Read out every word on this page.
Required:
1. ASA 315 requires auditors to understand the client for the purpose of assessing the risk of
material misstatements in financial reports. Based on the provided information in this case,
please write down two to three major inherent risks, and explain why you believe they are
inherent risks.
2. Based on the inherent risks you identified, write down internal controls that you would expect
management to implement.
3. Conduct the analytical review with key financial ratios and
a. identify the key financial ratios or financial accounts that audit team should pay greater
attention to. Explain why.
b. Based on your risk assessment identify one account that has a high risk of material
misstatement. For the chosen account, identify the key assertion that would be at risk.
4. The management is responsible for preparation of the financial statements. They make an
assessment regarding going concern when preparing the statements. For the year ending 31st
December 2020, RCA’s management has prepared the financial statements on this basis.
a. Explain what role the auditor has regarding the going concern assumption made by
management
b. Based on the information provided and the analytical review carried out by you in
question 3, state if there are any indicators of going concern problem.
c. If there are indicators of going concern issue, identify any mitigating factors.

******

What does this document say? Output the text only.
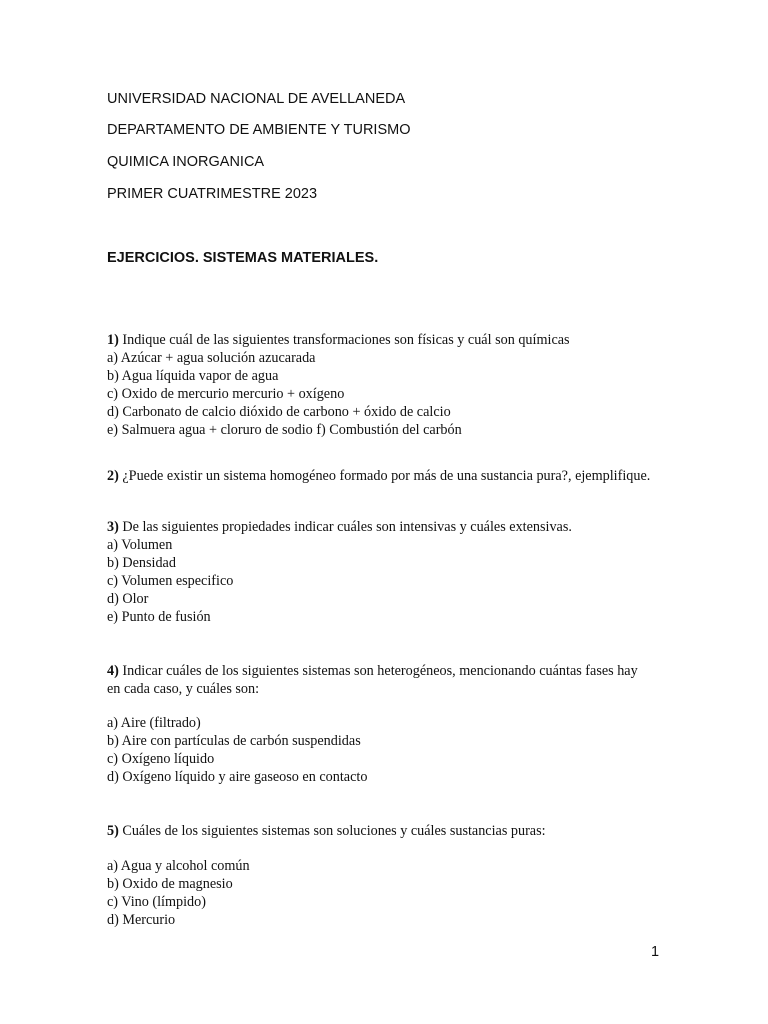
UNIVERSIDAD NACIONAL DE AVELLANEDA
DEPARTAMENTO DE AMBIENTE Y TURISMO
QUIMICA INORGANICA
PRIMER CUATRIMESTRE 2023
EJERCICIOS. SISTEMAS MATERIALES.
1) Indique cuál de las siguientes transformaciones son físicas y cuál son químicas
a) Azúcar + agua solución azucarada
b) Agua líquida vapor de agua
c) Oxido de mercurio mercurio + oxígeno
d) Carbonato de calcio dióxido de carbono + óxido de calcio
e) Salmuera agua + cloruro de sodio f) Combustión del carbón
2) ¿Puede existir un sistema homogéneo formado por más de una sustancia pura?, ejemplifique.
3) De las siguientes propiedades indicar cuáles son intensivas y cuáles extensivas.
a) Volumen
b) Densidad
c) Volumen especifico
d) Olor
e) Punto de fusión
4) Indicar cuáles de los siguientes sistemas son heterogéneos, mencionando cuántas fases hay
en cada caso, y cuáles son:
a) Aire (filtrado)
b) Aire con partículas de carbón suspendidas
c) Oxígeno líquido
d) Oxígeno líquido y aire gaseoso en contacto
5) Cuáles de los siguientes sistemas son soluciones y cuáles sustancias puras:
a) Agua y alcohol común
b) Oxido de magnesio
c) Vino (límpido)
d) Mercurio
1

******

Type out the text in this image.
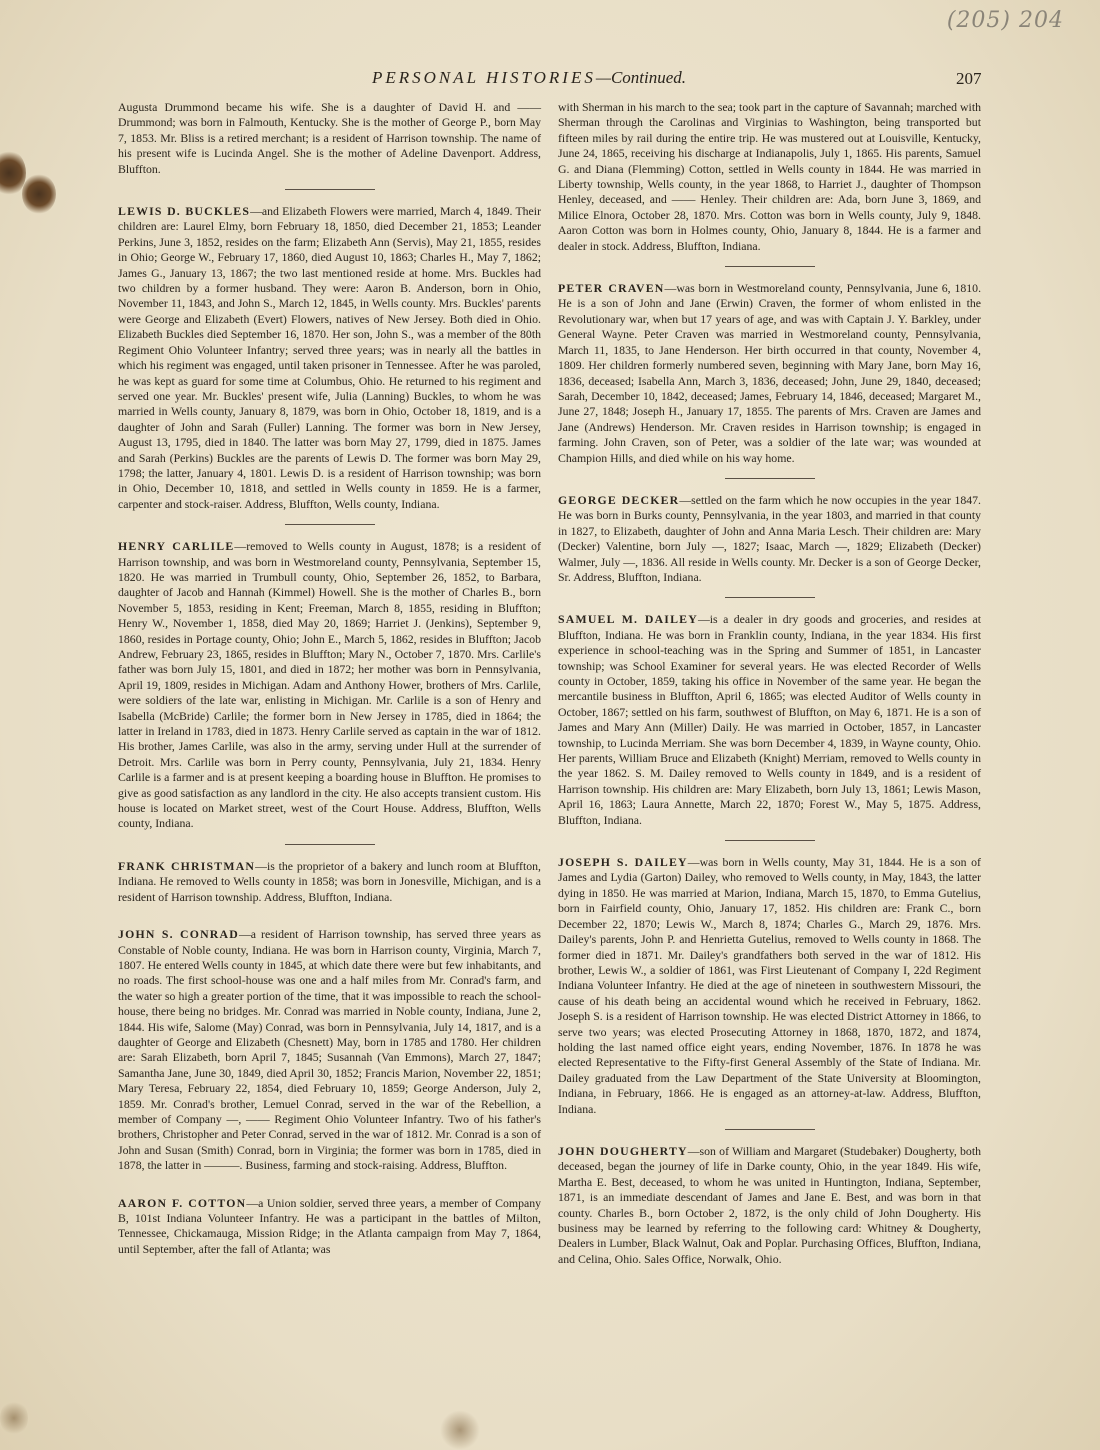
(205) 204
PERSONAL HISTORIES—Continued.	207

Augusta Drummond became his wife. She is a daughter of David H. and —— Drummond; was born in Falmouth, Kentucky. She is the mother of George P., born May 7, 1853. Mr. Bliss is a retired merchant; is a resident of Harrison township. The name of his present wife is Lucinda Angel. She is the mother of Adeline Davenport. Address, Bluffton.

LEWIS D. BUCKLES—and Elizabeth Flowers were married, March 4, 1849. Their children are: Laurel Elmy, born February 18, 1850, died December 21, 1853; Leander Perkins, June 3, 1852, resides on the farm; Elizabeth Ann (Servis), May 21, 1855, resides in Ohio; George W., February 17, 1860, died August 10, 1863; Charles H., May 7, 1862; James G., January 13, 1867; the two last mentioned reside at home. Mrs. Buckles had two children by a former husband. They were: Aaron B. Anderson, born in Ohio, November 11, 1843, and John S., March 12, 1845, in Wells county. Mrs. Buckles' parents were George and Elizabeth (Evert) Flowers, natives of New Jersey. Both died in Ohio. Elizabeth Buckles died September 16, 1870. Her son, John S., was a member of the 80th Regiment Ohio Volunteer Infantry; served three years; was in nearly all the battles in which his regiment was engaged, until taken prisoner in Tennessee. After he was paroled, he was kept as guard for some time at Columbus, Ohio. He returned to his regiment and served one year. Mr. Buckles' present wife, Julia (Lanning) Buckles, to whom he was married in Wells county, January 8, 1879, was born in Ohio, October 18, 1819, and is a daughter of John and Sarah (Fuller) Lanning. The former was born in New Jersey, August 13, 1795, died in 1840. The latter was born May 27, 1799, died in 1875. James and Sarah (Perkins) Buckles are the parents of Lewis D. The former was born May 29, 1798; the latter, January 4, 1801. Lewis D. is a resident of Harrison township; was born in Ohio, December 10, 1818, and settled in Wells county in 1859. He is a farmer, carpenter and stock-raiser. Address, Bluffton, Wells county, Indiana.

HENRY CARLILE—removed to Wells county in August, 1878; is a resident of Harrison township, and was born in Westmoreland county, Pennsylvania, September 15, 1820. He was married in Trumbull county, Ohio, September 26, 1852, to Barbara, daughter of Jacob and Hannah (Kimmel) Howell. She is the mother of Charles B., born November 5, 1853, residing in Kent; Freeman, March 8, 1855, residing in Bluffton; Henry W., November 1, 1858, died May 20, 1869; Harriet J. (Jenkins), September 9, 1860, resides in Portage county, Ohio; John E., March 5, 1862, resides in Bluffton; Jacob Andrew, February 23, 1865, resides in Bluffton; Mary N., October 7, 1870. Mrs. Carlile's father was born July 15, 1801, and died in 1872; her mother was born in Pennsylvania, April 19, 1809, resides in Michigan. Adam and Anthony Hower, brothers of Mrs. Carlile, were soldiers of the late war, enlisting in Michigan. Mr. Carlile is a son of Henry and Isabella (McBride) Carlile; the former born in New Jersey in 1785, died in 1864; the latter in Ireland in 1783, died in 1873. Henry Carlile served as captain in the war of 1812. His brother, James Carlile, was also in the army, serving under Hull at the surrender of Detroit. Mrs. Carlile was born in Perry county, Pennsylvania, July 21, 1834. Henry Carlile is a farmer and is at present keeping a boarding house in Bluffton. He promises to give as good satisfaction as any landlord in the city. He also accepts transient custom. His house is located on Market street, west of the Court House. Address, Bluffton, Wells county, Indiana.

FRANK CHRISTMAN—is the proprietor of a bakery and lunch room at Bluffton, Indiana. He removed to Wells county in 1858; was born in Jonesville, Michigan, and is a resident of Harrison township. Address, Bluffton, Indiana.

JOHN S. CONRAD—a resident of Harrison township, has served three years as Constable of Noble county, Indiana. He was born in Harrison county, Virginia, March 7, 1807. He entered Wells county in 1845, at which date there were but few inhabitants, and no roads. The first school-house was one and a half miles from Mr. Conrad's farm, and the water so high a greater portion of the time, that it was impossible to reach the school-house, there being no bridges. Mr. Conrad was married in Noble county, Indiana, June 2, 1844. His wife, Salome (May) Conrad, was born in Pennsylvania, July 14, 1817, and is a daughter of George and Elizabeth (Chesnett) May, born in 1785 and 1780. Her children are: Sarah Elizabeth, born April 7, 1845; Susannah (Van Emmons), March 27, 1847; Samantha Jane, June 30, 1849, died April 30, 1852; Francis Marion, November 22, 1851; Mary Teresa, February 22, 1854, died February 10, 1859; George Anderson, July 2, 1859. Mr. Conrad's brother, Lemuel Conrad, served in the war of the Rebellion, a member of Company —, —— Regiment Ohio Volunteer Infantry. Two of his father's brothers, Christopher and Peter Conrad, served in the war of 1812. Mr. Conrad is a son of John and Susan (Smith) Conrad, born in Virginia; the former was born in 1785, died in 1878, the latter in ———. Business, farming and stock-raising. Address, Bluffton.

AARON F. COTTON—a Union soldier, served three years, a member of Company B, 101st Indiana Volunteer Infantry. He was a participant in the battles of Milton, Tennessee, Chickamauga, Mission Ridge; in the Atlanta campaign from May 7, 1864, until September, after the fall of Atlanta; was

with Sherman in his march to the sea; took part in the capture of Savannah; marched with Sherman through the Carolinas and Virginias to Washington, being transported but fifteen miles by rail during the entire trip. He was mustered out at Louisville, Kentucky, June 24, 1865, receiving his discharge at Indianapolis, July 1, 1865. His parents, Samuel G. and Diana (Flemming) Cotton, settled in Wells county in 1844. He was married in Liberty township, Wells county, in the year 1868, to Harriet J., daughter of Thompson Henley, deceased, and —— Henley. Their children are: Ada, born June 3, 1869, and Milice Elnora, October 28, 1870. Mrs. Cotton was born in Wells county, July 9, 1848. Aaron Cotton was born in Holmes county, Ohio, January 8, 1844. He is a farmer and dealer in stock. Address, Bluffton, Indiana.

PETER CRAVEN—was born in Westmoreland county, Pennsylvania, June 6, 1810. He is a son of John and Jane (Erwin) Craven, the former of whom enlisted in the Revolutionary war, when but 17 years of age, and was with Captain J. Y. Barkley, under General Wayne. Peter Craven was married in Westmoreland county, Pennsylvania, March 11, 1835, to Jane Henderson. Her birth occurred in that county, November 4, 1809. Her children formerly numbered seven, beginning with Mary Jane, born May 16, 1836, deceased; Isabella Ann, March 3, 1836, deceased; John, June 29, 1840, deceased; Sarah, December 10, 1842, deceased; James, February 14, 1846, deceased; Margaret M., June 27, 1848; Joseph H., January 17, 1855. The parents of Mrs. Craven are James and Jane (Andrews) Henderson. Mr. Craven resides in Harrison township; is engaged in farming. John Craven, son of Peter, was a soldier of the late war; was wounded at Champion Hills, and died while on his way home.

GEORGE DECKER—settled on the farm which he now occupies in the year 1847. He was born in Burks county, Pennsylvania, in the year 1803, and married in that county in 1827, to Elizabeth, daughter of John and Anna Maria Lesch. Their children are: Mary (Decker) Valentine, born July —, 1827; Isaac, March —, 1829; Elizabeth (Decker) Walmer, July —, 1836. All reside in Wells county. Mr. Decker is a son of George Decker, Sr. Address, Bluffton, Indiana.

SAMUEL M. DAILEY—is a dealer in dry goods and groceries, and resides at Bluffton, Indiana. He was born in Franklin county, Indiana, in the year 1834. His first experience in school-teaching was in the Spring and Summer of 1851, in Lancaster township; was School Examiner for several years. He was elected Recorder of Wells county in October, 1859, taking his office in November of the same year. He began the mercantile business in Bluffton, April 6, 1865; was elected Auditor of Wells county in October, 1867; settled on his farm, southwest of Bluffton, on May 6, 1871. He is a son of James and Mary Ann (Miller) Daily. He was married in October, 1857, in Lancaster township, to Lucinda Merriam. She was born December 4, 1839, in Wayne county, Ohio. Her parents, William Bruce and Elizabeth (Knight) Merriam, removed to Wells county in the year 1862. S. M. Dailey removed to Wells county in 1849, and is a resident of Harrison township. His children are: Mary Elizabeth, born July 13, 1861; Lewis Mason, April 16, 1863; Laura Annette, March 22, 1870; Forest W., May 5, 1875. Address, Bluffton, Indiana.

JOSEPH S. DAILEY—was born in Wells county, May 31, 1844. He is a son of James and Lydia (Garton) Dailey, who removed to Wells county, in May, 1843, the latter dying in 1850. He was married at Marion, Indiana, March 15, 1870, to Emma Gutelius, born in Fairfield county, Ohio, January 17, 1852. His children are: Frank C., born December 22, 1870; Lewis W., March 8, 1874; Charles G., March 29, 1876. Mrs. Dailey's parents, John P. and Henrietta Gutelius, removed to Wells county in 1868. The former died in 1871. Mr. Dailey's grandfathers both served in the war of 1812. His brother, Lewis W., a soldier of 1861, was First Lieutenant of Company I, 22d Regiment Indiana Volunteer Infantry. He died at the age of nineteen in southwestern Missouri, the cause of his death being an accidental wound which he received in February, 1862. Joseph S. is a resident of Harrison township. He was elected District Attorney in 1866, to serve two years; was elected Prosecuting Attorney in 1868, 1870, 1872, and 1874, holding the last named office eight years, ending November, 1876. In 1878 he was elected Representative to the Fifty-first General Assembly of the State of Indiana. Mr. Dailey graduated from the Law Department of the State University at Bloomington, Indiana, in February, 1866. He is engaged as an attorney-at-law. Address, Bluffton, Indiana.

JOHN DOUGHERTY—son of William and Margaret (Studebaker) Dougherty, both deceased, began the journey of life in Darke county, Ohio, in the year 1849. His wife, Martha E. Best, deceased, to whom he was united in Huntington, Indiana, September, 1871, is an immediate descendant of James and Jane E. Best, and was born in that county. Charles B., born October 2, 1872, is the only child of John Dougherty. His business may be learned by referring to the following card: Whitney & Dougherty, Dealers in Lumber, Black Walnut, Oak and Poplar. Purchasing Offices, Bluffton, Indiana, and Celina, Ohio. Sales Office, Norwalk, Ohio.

******

**GIVEN EXERCISE**
From the records given above, copy all lines containing "greater".

**SOLUTION FOR THIS EXERCISE**
a. identify the key financial ratios or financial accounts that audit team should pay greater
JOHN S. CONRAD—a resident of Harrison township, has served three years as Constable of Noble county, Indiana. He was born in Harrison county, Virginia, March 7, 1807. He entered Wells county in 1845, at which date there were but few inhabitants, and no roads. The first school-house was one and a half miles from Mr. Conrad's farm, and the water so high a greater portion of the time, that it was impossible to reach the school-house, there being no bridges. Mr. Conrad was married in Noble county, Indiana, June 2, 1844. His wife, Salome (May) Conrad, was born in Pennsylvania, July 14, 1817, and is a daughter of George and Elizabeth (Chesnett) May, born in 1785 and 1780. Her children are: Sarah Elizabeth, born April 7, 1845; Susannah (Van Emmons), March 27, 1847; Samantha Jane, June 30, 1849, died April 30, 1852; Francis Marion, November 22, 1851; Mary Teresa, February 22, 1854, died February 10, 1859; George Anderson, July 2, 1859. Mr. Conrad's brother, Lemuel Conrad, served in the war of the Rebellion, a member of Company —, —— Regiment Ohio Volunteer Infantry. Two of his father's brothers, Christopher and Peter Conrad, served in the war of 1812. Mr. Conrad is a son of John and Susan (Smith) Conrad, born in Virginia; the former was born in 1785, died in 1878, the latter in ———. Business, farming and stock-raising. Address, Bluffton.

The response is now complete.